* _DATA SUPPLIED_
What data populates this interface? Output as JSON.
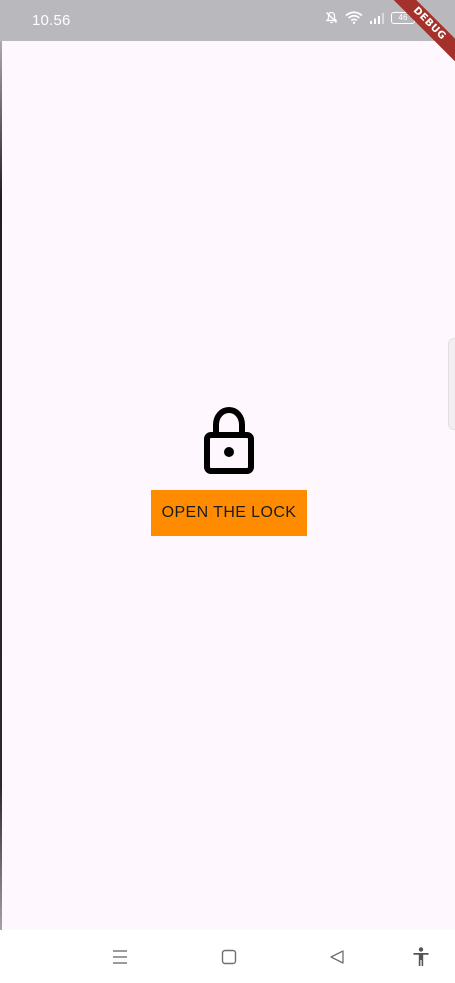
{
  "status_bar": {
    "time": "10.56",
    "battery_level": "46",
    "icons": [
      "mute-icon",
      "wifi-icon",
      "signal-icon",
      "battery-icon",
      "charging-icon"
    ]
  },
  "debug_banner": {
    "label": "DEBUG",
    "color": "#a4322a"
  },
  "main": {
    "lock_icon": "lock-icon",
    "button_label": "OPEN THE LOCK",
    "button_color": "#ff8c00"
  },
  "nav_bar": {
    "items": [
      "menu-icon",
      "home-icon",
      "back-icon",
      "accessibility-icon"
    ]
  }
}
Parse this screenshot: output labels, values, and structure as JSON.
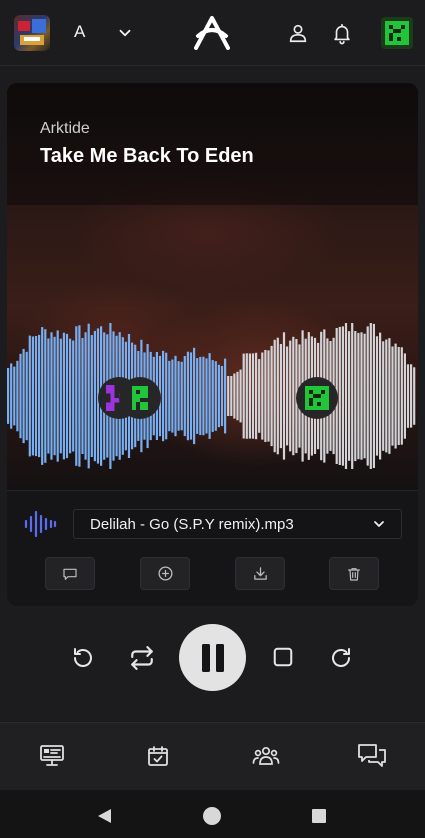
{
  "topbar": {
    "workspace_letter": "A",
    "icons": [
      "album-thumbnail",
      "chevron-down-icon",
      "logo",
      "user-icon",
      "bell-icon",
      "avatar"
    ]
  },
  "track": {
    "artist": "Arktide",
    "title": "Take Me Back To Eden",
    "progress": 0.53
  },
  "file_select": {
    "value": "Delilah - Go (S.P.Y remix).mp3"
  },
  "actions": [
    "comment-icon",
    "add-icon",
    "download-icon",
    "trash-icon"
  ],
  "transport": [
    "rewind-icon",
    "repeat-icon",
    "pause-icon",
    "stop-icon",
    "forward-icon"
  ],
  "bottom_nav": [
    "dashboard-icon",
    "calendar-icon",
    "team-icon",
    "chat-icon"
  ],
  "colors": {
    "played": "#79aef0",
    "unplayed": "#d4d4d8",
    "marker_purple": "#9b33e0",
    "marker_green": "#22c53a",
    "accent_blue": "#5a6cf0"
  }
}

* _PROBLEM REQUIREMENTS_
Report only a number: how many lines in the material above contain the string "JSON".

* _OUTPUT FOR THIS TASK_
2